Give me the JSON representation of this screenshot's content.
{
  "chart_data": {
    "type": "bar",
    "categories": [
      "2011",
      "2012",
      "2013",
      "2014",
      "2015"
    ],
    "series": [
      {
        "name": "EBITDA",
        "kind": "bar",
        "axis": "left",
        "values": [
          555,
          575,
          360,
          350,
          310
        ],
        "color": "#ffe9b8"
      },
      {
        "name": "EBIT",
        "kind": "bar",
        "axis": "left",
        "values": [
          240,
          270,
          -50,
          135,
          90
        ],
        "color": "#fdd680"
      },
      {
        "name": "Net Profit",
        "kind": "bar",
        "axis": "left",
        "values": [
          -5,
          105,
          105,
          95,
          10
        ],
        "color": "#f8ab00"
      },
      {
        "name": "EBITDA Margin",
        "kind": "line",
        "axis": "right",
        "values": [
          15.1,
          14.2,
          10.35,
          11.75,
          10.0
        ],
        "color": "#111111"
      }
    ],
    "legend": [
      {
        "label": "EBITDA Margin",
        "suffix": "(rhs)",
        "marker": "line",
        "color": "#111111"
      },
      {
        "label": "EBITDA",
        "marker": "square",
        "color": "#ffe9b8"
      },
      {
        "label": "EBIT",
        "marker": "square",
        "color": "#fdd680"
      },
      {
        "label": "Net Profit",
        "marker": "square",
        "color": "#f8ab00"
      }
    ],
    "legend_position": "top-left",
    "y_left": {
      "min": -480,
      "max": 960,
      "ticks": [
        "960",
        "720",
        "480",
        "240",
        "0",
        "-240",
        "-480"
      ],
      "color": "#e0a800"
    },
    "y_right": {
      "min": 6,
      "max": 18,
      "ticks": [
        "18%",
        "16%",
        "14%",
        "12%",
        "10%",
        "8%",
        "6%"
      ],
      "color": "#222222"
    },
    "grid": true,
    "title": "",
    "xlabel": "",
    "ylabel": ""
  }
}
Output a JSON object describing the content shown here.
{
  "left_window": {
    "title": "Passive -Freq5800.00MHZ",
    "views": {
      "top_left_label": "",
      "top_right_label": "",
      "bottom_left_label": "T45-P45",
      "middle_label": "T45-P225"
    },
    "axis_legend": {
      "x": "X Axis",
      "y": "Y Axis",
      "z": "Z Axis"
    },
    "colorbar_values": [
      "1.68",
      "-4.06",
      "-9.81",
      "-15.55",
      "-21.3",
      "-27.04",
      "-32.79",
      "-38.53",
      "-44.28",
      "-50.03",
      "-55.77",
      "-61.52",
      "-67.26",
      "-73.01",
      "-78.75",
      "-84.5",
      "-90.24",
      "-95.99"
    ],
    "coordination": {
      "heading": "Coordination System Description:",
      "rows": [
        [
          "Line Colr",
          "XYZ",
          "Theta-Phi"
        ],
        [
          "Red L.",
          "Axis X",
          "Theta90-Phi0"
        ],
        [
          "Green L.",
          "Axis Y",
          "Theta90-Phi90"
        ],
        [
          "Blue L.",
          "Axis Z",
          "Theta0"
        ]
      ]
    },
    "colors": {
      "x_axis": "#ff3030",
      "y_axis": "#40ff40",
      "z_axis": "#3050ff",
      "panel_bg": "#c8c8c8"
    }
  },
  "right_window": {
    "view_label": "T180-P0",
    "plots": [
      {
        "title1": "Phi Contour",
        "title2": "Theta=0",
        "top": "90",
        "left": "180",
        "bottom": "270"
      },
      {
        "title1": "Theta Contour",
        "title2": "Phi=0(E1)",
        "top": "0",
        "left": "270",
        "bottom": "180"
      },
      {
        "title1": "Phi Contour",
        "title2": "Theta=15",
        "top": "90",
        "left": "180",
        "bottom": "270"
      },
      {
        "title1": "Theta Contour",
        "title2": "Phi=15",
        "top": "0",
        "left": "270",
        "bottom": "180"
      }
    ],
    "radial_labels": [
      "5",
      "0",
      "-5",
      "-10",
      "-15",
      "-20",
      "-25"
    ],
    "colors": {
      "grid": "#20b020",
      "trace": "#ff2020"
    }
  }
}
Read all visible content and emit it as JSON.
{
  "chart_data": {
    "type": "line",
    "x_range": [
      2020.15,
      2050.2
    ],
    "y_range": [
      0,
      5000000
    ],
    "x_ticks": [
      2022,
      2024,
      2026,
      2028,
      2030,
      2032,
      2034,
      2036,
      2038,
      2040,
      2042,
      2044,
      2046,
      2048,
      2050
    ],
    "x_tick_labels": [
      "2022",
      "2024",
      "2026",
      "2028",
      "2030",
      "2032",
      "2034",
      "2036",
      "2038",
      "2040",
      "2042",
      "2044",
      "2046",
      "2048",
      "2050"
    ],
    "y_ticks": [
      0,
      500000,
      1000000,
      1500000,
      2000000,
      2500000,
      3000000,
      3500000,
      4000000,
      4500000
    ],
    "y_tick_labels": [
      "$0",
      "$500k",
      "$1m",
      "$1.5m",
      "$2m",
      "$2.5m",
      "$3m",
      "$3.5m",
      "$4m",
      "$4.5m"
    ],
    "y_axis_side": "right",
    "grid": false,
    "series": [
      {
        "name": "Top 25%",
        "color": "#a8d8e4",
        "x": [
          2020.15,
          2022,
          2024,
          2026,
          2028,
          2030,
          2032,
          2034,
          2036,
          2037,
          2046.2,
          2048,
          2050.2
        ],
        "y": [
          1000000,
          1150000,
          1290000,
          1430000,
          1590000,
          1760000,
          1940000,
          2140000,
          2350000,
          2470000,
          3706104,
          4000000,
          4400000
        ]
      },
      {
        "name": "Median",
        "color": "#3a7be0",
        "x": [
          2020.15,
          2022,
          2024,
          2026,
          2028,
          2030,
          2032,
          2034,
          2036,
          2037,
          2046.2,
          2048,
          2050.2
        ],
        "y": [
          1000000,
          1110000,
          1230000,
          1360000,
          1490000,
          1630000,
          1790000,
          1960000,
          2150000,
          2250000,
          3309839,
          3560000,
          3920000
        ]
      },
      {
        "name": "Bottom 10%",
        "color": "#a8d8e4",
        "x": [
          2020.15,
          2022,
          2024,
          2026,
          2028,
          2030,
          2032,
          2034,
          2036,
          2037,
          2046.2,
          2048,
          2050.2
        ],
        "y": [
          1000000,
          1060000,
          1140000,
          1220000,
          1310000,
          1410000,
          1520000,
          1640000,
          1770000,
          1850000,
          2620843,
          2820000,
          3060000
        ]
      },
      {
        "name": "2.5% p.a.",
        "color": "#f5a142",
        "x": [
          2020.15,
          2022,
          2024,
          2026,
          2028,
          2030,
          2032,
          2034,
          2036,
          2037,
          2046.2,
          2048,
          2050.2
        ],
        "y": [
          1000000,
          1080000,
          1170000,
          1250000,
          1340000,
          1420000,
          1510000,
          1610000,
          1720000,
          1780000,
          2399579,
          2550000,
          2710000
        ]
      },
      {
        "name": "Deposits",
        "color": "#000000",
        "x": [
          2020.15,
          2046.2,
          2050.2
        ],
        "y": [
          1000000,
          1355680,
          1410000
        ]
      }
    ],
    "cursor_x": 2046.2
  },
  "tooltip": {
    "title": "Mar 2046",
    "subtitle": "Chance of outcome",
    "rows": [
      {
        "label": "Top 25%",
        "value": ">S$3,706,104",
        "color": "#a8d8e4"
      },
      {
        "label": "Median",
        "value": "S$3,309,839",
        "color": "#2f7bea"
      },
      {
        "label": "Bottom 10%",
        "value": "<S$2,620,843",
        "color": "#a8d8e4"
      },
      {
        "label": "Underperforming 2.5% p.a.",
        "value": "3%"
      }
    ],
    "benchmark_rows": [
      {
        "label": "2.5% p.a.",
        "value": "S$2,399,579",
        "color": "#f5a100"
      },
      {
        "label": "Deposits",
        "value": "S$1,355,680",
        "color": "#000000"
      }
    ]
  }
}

----

_DIRECTION_
Copy all of the material word for word.

_TASK ANSWER_
Give me the JSON representation of this screenshot's content.
{
  "chart_data": {
    "type": "bar",
    "categories": [
      "2011",
      "2012",
      "2013",
      "2014",
      "2015"
    ],
    "series": [
      {
        "name": "EBITDA",
        "kind": "bar",
        "axis": "left",
        "values": [
          555,
          575,
          360,
          350,
          310
        ],
        "color": "#ffe9b8"
      },
      {
        "name": "EBIT",
        "kind": "bar",
        "axis": "left",
        "values": [
          240,
          270,
          -50,
          135,
          90
        ],
        "color": "#fdd680"
      },
      {
        "name": "Net Profit",
        "kind": "bar",
        "axis": "left",
        "values": [
          -5,
          105,
          105,
          95,
          10
        ],
        "color": "#f8ab00"
      },
      {
        "name": "EBITDA Margin",
        "kind": "line",
        "axis": "right",
        "values": [
          15.1,
          14.2,
          10.35,
          11.75,
          10.0
        ],
        "color": "#111111"
      }
    ],
    "legend": [
      {
        "label": "EBITDA Margin",
        "suffix": "(rhs)",
        "marker": "line",
        "color": "#111111"
      },
      {
        "label": "EBITDA",
        "marker": "square",
        "color": "#ffe9b8"
      },
      {
        "label": "EBIT",
        "marker": "square",
        "color": "#fdd680"
      },
      {
        "label": "Net Profit",
        "marker": "square",
        "color": "#f8ab00"
      }
    ],
    "legend_position": "top-left",
    "y_left": {
      "min": -480,
      "max": 960,
      "ticks": [
        "960",
        "720",
        "480",
        "240",
        "0",
        "-240",
        "-480"
      ],
      "color": "#e0a800"
    },
    "y_right": {
      "min": 6,
      "max": 18,
      "ticks": [
        "18%",
        "16%",
        "14%",
        "12%",
        "10%",
        "8%",
        "6%"
      ],
      "color": "#222222"
    },
    "grid": true,
    "title": "",
    "xlabel": "",
    "ylabel": ""
  }
}
Output a JSON object describing the content shown here.
{
  "left_window": {
    "title": "Passive -Freq5800.00MHZ",
    "views": {
      "top_left_label": "",
      "top_right_label": "",
      "bottom_left_label": "T45-P45",
      "middle_label": "T45-P225"
    },
    "axis_legend": {
      "x": "X Axis",
      "y": "Y Axis",
      "z": "Z Axis"
    },
    "colorbar_values": [
      "1.68",
      "-4.06",
      "-9.81",
      "-15.55",
      "-21.3",
      "-27.04",
      "-32.79",
      "-38.53",
      "-44.28",
      "-50.03",
      "-55.77",
      "-61.52",
      "-67.26",
      "-73.01",
      "-78.75",
      "-84.5",
      "-90.24",
      "-95.99"
    ],
    "coordination": {
      "heading": "Coordination System Description:",
      "rows": [
        [
          "Line Colr",
          "XYZ",
          "Theta-Phi"
        ],
        [
          "Red L.",
          "Axis X",
          "Theta90-Phi0"
        ],
        [
          "Green L.",
          "Axis Y",
          "Theta90-Phi90"
        ],
        [
          "Blue L.",
          "Axis Z",
          "Theta0"
        ]
      ]
    },
    "colors": {
      "x_axis": "#ff3030",
      "y_axis": "#40ff40",
      "z_axis": "#3050ff",
      "panel_bg": "#c8c8c8"
    }
  },
  "right_window": {
    "view_label": "T180-P0",
    "plots": [
      {
        "title1": "Phi Contour",
        "title2": "Theta=0",
        "top": "90",
        "left": "180",
        "bottom": "270"
      },
      {
        "title1": "Theta Contour",
        "title2": "Phi=0(E1)",
        "top": "0",
        "left": "270",
        "bottom": "180"
      },
      {
        "title1": "Phi Contour",
        "title2": "Theta=15",
        "top": "90",
        "left": "180",
        "bottom": "270"
      },
      {
        "title1": "Theta Contour",
        "title2": "Phi=15",
        "top": "0",
        "left": "270",
        "bottom": "180"
      }
    ],
    "radial_labels": [
      "5",
      "0",
      "-5",
      "-10",
      "-15",
      "-20",
      "-25"
    ],
    "colors": {
      "grid": "#20b020",
      "trace": "#ff2020"
    }
  }
}
Read all visible content and emit it as JSON.
{
  "chart_data": {
    "type": "line",
    "x_range": [
      2020.15,
      2050.2
    ],
    "y_range": [
      0,
      5000000
    ],
    "x_ticks": [
      2022,
      2024,
      2026,
      2028,
      2030,
      2032,
      2034,
      2036,
      2038,
      2040,
      2042,
      2044,
      2046,
      2048,
      2050
    ],
    "x_tick_labels": [
      "2022",
      "2024",
      "2026",
      "2028",
      "2030",
      "2032",
      "2034",
      "2036",
      "2038",
      "2040",
      "2042",
      "2044",
      "2046",
      "2048",
      "2050"
    ],
    "y_ticks": [
      0,
      500000,
      1000000,
      1500000,
      2000000,
      2500000,
      3000000,
      3500000,
      4000000,
      4500000
    ],
    "y_tick_labels": [
      "$0",
      "$500k",
      "$1m",
      "$1.5m",
      "$2m",
      "$2.5m",
      "$3m",
      "$3.5m",
      "$4m",
      "$4.5m"
    ],
    "y_axis_side": "right",
    "grid": false,
    "series": [
      {
        "name": "Top 25%",
        "color": "#a8d8e4",
        "x": [
          2020.15,
          2022,
          2024,
          2026,
          2028,
          2030,
          2032,
          2034,
          2036,
          2037,
          2046.2,
          2048,
          2050.2
        ],
        "y": [
          1000000,
          1150000,
          1290000,
          1430000,
          1590000,
          1760000,
          1940000,
          2140000,
          2350000,
          2470000,
          3706104,
          4000000,
          4400000
        ]
      },
      {
        "name": "Median",
        "color": "#3a7be0",
        "x": [
          2020.15,
          2022,
          2024,
          2026,
          2028,
          2030,
          2032,
          2034,
          2036,
          2037,
          2046.2,
          2048,
          2050.2
        ],
        "y": [
          1000000,
          1110000,
          1230000,
          1360000,
          1490000,
          1630000,
          1790000,
          1960000,
          2150000,
          2250000,
          3309839,
          3560000,
          3920000
        ]
      },
      {
        "name": "Bottom 10%",
        "color": "#a8d8e4",
        "x": [
          2020.15,
          2022,
          2024,
          2026,
          2028,
          2030,
          2032,
          2034,
          2036,
          2037,
          2046.2,
          2048,
          2050.2
        ],
        "y": [
          1000000,
          1060000,
          1140000,
          1220000,
          1310000,
          1410000,
          1520000,
          1640000,
          1770000,
          1850000,
          2620843,
          2820000,
          3060000
        ]
      },
      {
        "name": "2.5% p.a.",
        "color": "#f5a142",
        "x": [
          2020.15,
          2022,
          2024,
          2026,
          2028,
          2030,
          2032,
          2034,
          2036,
          2037,
          2046.2,
          2048,
          2050.2
        ],
        "y": [
          1000000,
          1080000,
          1170000,
          1250000,
          1340000,
          1420000,
          1510000,
          1610000,
          1720000,
          1780000,
          2399579,
          2550000,
          2710000
        ]
      },
      {
        "name": "Deposits",
        "color": "#000000",
        "x": [
          2020.15,
          2046.2,
          2050.2
        ],
        "y": [
          1000000,
          1355680,
          1410000
        ]
      }
    ],
    "cursor_x": 2046.2
  },
  "tooltip": {
    "title": "Mar 2046",
    "subtitle": "Chance of outcome",
    "rows": [
      {
        "label": "Top 25%",
        "value": ">S$3,706,104",
        "color": "#a8d8e4"
      },
      {
        "label": "Median",
        "value": "S$3,309,839",
        "color": "#2f7bea"
      },
      {
        "label": "Bottom 10%",
        "value": "<S$2,620,843",
        "color": "#a8d8e4"
      },
      {
        "label": "Underperforming 2.5% p.a.",
        "value": "3%"
      }
    ],
    "benchmark_rows": [
      {
        "label": "2.5% p.a.",
        "value": "S$2,399,579",
        "color": "#f5a100"
      },
      {
        "label": "Deposits",
        "value": "S$1,355,680",
        "color": "#000000"
      }
    ]
  }
}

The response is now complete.